Dataset records
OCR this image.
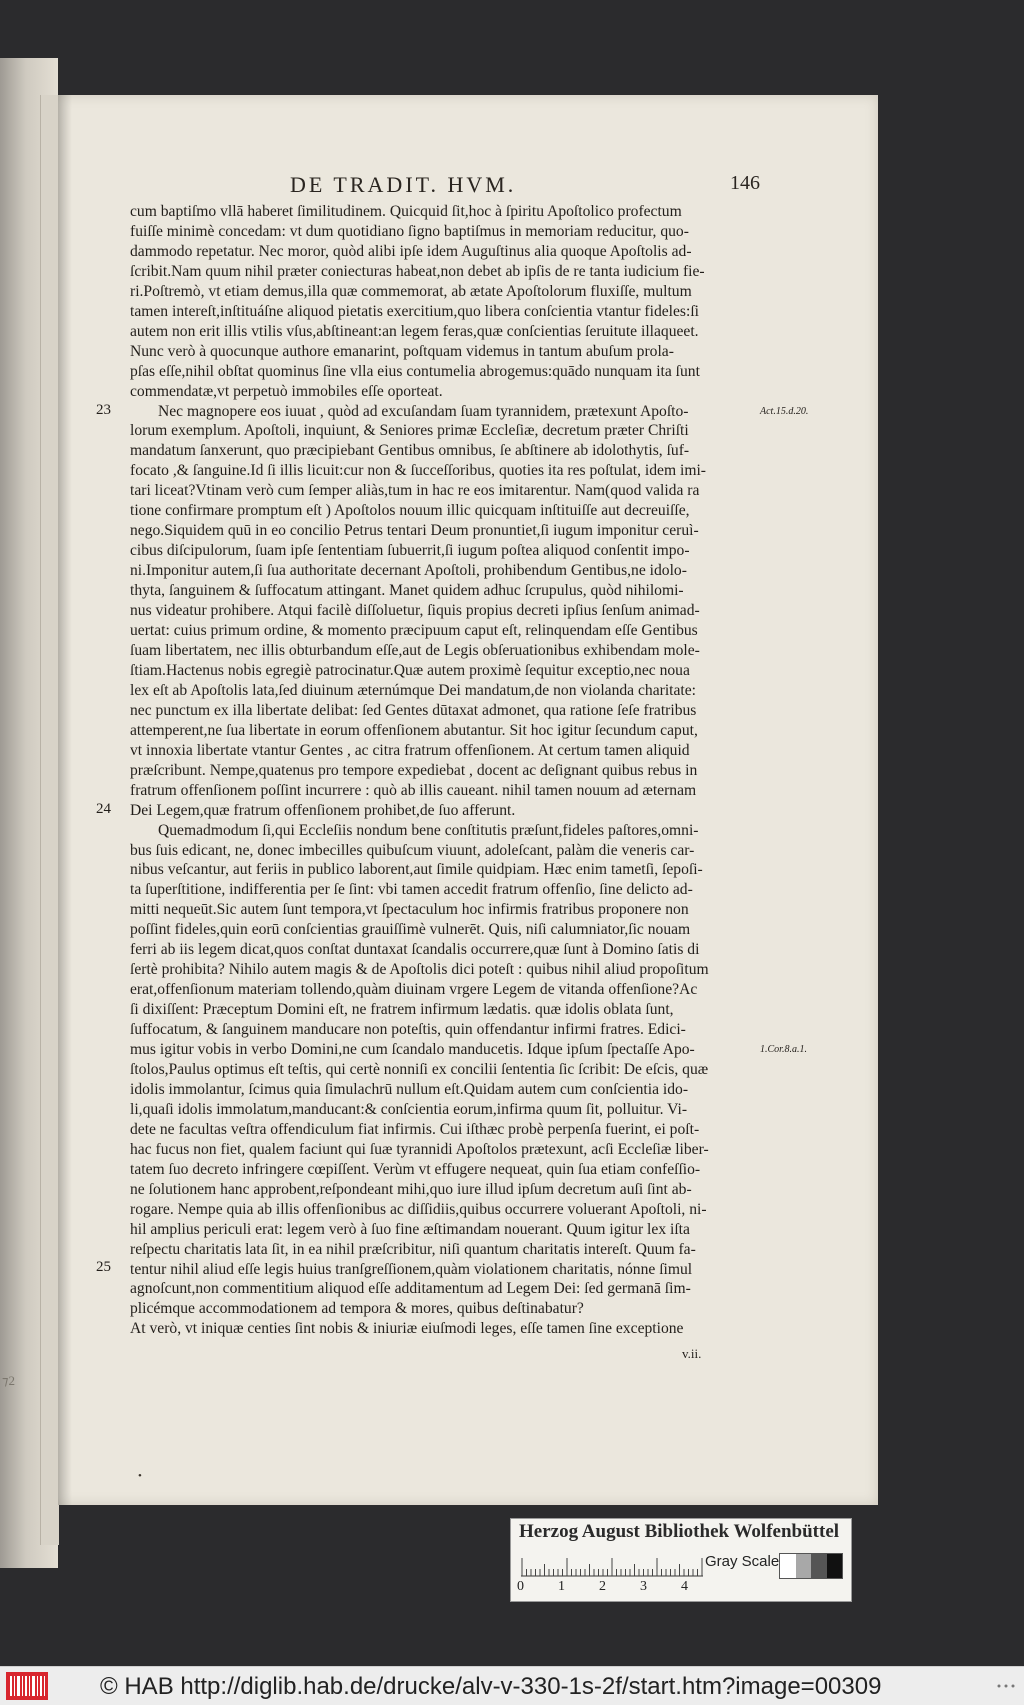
⁊2
DE TRADIT. HVM.	146
cum baptiſmo vllā haberet ſimilitudinem. Quicquid ſit,hoc à ſpiritu Apoſtolico profectum
fuiſſe minimè concedam: vt dum quotidiano ſigno baptiſmus in memoriam reducitur, quo-
dammodo repetatur. Nec moror, quòd alibi ipſe idem Auguſtinus alia quoque Apoſtolis ad-
ſcribit.Nam quum nihil præter coniecturas habeat,non debet ab ipſis de re tanta iudicium fie-
ri.Poſtremò, vt etiam demus,illa quæ commemorat, ab ætate Apoſtolorum fluxiſſe, multum
tamen intereſt,inſtituáſne aliquod pietatis exercitium,quo libera conſcientia vtantur fideles:ſi
autem non erit illis vtilis vſus,abſtineant:an legem feras,quæ conſcientias ſeruitute illaqueet.
Nunc verò à quocunque authore emanarint, poſtquam videmus in tantum abuſum prola-
pſas eſſe,nihil obſtat quominus ſine vlla eius contumelia abrogemus:quādo nunquam ita ſunt
commendatæ,vt perpetuò immobiles eſſe oporteat.
Nec magnopere eos iuuat , quòd ad excuſandam ſuam tyrannidem, prætexunt Apoſto-
lorum exemplum. Apoſtoli, inquiunt, & Seniores primæ Eccleſiæ, decretum præter Chriſti
mandatum ſanxerunt, quo præcipiebant Gentibus omnibus, ſe abſtinere ab idolothytis, ſuf-
focato ,& ſanguine.Id ſi illis licuit:cur non & ſucceſſoribus, quoties ita res poſtulat, idem imi-
tari liceat?Vtinam verò cum ſemper aliàs,tum in hac re eos imitarentur. Nam(quod valida ra
tione confirmare promptum eſt ) Apoſtolos nouum illic quicquam inſtituiſſe aut decreuiſſe,
nego.Siquidem quū in eo concilio Petrus tentari Deum pronuntiet,ſi iugum imponitur ceruì-
cibus diſcipulorum, ſuam ipſe ſententiam ſubuerrit,ſi iugum poſtea aliquod conſentit impo-
ni.Imponitur autem,ſi ſua authoritate decernant Apoſtoli, prohibendum Gentibus,ne idolo-
thyta, ſanguinem & ſuffocatum attingant. Manet quidem adhuc ſcrupulus, quòd nihilomi-
nus videatur prohibere. Atqui facilè diſſoluetur, ſiquis propius decreti ipſius ſenſum animad-
uertat: cuius primum ordine, & momento præcipuum caput eſt, relinquendam eſſe Gentibus
ſuam libertatem, nec illis obturbandum eſſe,aut de Legis obſeruationibus exhibendam mole-
ſtiam.Hactenus nobis egregiè patrocinatur.Quæ autem proximè ſequitur exceptio,nec noua
lex eſt ab Apoſtolis lata,ſed diuinum æternúmque Dei mandatum,de non violanda charitate:
nec punctum ex illa libertate delibat: ſed Gentes dūtaxat admonet, qua ratione ſeſe fratribus
attemperent,ne ſua libertate in eorum offenſionem abutantur. Sit hoc igitur ſecundum caput,
vt innoxia libertate vtantur Gentes , ac citra fratrum offenſionem. At certum tamen aliquid
præſcribunt. Nempe,quatenus pro tempore expediebat , docent ac deſignant quibus rebus in
fratrum offenſionem poſſint incurrere : quò ab illis caueant. nihil tamen nouum ad æternam
Dei Legem,quæ fratrum offenſionem prohibet,de ſuo afferunt.
Quemadmodum ſi,qui Eccleſiis nondum bene conſtitutis præſunt,fideles paſtores,omni-
bus ſuis edicant, ne, donec imbecilles quibuſcum viuunt, adoleſcant, palàm die veneris car-
nibus veſcantur, aut feriis in publico laborent,aut ſimile quidpiam. Hæc enim tametſi, ſepoſi-
ta ſuperſtitione, indifferentia per ſe ſint: vbi tamen accedit fratrum offenſio, ſine delicto ad-
mitti nequeūt.Sic autem ſunt tempora,vt ſpectaculum hoc infirmis fratribus proponere non
poſſint fideles,quin eorū conſcientias grauiſſimè vulnerēt. Quis, niſi calumniator,ſic nouam
ferri ab iis legem dicat,quos conſtat duntaxat ſcandalis occurrere,quæ ſunt à Domino ſatis di
ſertè prohibita? Nihilo autem magis & de Apoſtolis dici poteſt : quibus nihil aliud propoſitum
erat,offenſionum materiam tollendo,quàm diuinam vrgere Legem de vitanda offenſione?Ac
ſi dixiſſent: Præceptum Domini eſt, ne fratrem infirmum lædatis. quæ idolis oblata ſunt,
ſuffocatum, & ſanguinem manducare non poteſtis, quin offendantur infirmi fratres. Edici-
mus igitur vobis in verbo Domini,ne cum ſcandalo manducetis. Idque ipſum ſpectaſſe Apo-
ſtolos,Paulus optimus eſt teſtis, qui certè nonniſi ex concilii ſententia ſic ſcribit: De eſcis, quæ
idolis immolantur, ſcimus quia ſimulachrū nullum eſt.Quidam autem cum conſcientia ido-
li,quaſi idolis immolatum,manducant:& conſcientia eorum,infirma quum ſit, polluitur. Vi-
dete ne facultas veſtra offendiculum fiat infirmis. Cui iſthæc probè perpenſa fuerint, ei poſt-
hac fucus non fiet, qualem faciunt qui ſuæ tyrannidi Apoſtolos prætexunt, acſi Eccleſiæ liber-
tatem ſuo decreto infringere cœpiſſent. Verùm vt effugere nequeat, quin ſua etiam confeſſio-
ne ſolutionem hanc approbent,reſpondeant mihi,quo iure illud ipſum decretum auſi ſint ab-
rogare. Nempe quia ab illis offenſionibus ac diſſidiis,quibus occurrere voluerant Apoſtoli, ni-
hil amplius periculi erat: legem verò à ſuo fine æſtimandam nouerant. Quum igitur lex iſta
reſpectu charitatis lata ſit, in ea nihil præſcribitur, niſi quantum charitatis intereſt. Quum fa-
tentur nihil aliud eſſe legis huius tranſgreſſionem,quàm violationem charitatis, nónne ſimul
agnoſcunt,non commentitium aliquod eſſe additamentum ad Legem Dei: ſed germanā ſim-
plicémque accommodationem ad tempora & mores, quibus deſtinabatur?
At verò, vt iniquæ centies ſint nobis & iniuriæ eiuſmodi leges, eſſe tamen ſine exceptione
23
24
25
Act.15.d.20.
1.Cor.8.a.1.
v.ii.
•
Herzog August Bibliothek Wolfenbüttel
0 1 2 3 4
Gray Scale
© HAB http://diglib.hab.de/drucke/alv-v-330-1s-2f/start.htm?image=00309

PROMPT | Repeat all of the entries word for word, but omit the pictures.

COMPLETED EXERCISE |
OCR this image.
⁊2
DE TRADIT. HVM.	146
cum baptiſmo vllā haberet ſimilitudinem. Quicquid ſit,hoc à ſpiritu Apoſtolico profectum
fuiſſe minimè concedam: vt dum quotidiano ſigno baptiſmus in memoriam reducitur, quo-
dammodo repetatur. Nec moror, quòd alibi ipſe idem Auguſtinus alia quoque Apoſtolis ad-
ſcribit.Nam quum nihil præter coniecturas habeat,non debet ab ipſis de re tanta iudicium fie-
ri.Poſtremò, vt etiam demus,illa quæ commemorat, ab ætate Apoſtolorum fluxiſſe, multum
tamen intereſt,inſtituáſne aliquod pietatis exercitium,quo libera conſcientia vtantur fideles:ſi
autem non erit illis vtilis vſus,abſtineant:an legem feras,quæ conſcientias ſeruitute illaqueet.
Nunc verò à quocunque authore emanarint, poſtquam videmus in tantum abuſum prola-
pſas eſſe,nihil obſtat quominus ſine vlla eius contumelia abrogemus:quādo nunquam ita ſunt
commendatæ,vt perpetuò immobiles eſſe oporteat.
Nec magnopere eos iuuat , quòd ad excuſandam ſuam tyrannidem, prætexunt Apoſto-
lorum exemplum. Apoſtoli, inquiunt, & Seniores primæ Eccleſiæ, decretum præter Chriſti
mandatum ſanxerunt, quo præcipiebant Gentibus omnibus, ſe abſtinere ab idolothytis, ſuf-
focato ,& ſanguine.Id ſi illis licuit:cur non & ſucceſſoribus, quoties ita res poſtulat, idem imi-
tari liceat?Vtinam verò cum ſemper aliàs,tum in hac re eos imitarentur. Nam(quod valida ra
tione confirmare promptum eſt ) Apoſtolos nouum illic quicquam inſtituiſſe aut decreuiſſe,
nego.Siquidem quū in eo concilio Petrus tentari Deum pronuntiet,ſi iugum imponitur ceruì-
cibus diſcipulorum, ſuam ipſe ſententiam ſubuerrit,ſi iugum poſtea aliquod conſentit impo-
ni.Imponitur autem,ſi ſua authoritate decernant Apoſtoli, prohibendum Gentibus,ne idolo-
thyta, ſanguinem & ſuffocatum attingant. Manet quidem adhuc ſcrupulus, quòd nihilomi-
nus videatur prohibere. Atqui facilè diſſoluetur, ſiquis propius decreti ipſius ſenſum animad-
uertat: cuius primum ordine, & momento præcipuum caput eſt, relinquendam eſſe Gentibus
ſuam libertatem, nec illis obturbandum eſſe,aut de Legis obſeruationibus exhibendam mole-
ſtiam.Hactenus nobis egregiè patrocinatur.Quæ autem proximè ſequitur exceptio,nec noua
lex eſt ab Apoſtolis lata,ſed diuinum æternúmque Dei mandatum,de non violanda charitate:
nec punctum ex illa libertate delibat: ſed Gentes dūtaxat admonet, qua ratione ſeſe fratribus
attemperent,ne ſua libertate in eorum offenſionem abutantur. Sit hoc igitur ſecundum caput,
vt innoxia libertate vtantur Gentes , ac citra fratrum offenſionem. At certum tamen aliquid
præſcribunt. Nempe,quatenus pro tempore expediebat , docent ac deſignant quibus rebus in
fratrum offenſionem poſſint incurrere : quò ab illis caueant. nihil tamen nouum ad æternam
Dei Legem,quæ fratrum offenſionem prohibet,de ſuo afferunt.
Quemadmodum ſi,qui Eccleſiis nondum bene conſtitutis præſunt,fideles paſtores,omni-
bus ſuis edicant, ne, donec imbecilles quibuſcum viuunt, adoleſcant, palàm die veneris car-
nibus veſcantur, aut feriis in publico laborent,aut ſimile quidpiam. Hæc enim tametſi, ſepoſi-
ta ſuperſtitione, indifferentia per ſe ſint: vbi tamen accedit fratrum offenſio, ſine delicto ad-
mitti nequeūt.Sic autem ſunt tempora,vt ſpectaculum hoc infirmis fratribus proponere non
poſſint fideles,quin eorū conſcientias grauiſſimè vulnerēt. Quis, niſi calumniator,ſic nouam
ferri ab iis legem dicat,quos conſtat duntaxat ſcandalis occurrere,quæ ſunt à Domino ſatis di
ſertè prohibita? Nihilo autem magis & de Apoſtolis dici poteſt : quibus nihil aliud propoſitum
erat,offenſionum materiam tollendo,quàm diuinam vrgere Legem de vitanda offenſione?Ac
ſi dixiſſent: Præceptum Domini eſt, ne fratrem infirmum lædatis. quæ idolis oblata ſunt,
ſuffocatum, & ſanguinem manducare non poteſtis, quin offendantur infirmi fratres. Edici-
mus igitur vobis in verbo Domini,ne cum ſcandalo manducetis. Idque ipſum ſpectaſſe Apo-
ſtolos,Paulus optimus eſt teſtis, qui certè nonniſi ex concilii ſententia ſic ſcribit: De eſcis, quæ
idolis immolantur, ſcimus quia ſimulachrū nullum eſt.Quidam autem cum conſcientia ido-
li,quaſi idolis immolatum,manducant:& conſcientia eorum,infirma quum ſit, polluitur. Vi-
dete ne facultas veſtra offendiculum fiat infirmis. Cui iſthæc probè perpenſa fuerint, ei poſt-
hac fucus non fiet, qualem faciunt qui ſuæ tyrannidi Apoſtolos prætexunt, acſi Eccleſiæ liber-
tatem ſuo decreto infringere cœpiſſent. Verùm vt effugere nequeat, quin ſua etiam confeſſio-
ne ſolutionem hanc approbent,reſpondeant mihi,quo iure illud ipſum decretum auſi ſint ab-
rogare. Nempe quia ab illis offenſionibus ac diſſidiis,quibus occurrere voluerant Apoſtoli, ni-
hil amplius periculi erat: legem verò à ſuo fine æſtimandam nouerant. Quum igitur lex iſta
reſpectu charitatis lata ſit, in ea nihil præſcribitur, niſi quantum charitatis intereſt. Quum fa-
tentur nihil aliud eſſe legis huius tranſgreſſionem,quàm violationem charitatis, nónne ſimul
agnoſcunt,non commentitium aliquod eſſe additamentum ad Legem Dei: ſed germanā ſim-
plicémque accommodationem ad tempora & mores, quibus deſtinabatur?
At verò, vt iniquæ centies ſint nobis & iniuriæ eiuſmodi leges, eſſe tamen ſine exceptione
23
24
25
Act.15.d.20.
1.Cor.8.a.1.
v.ii.
•
Herzog August Bibliothek Wolfenbüttel
0 1 2 3 4
Gray Scale
© HAB http://diglib.hab.de/drucke/alv-v-330-1s-2f/start.htm?image=00309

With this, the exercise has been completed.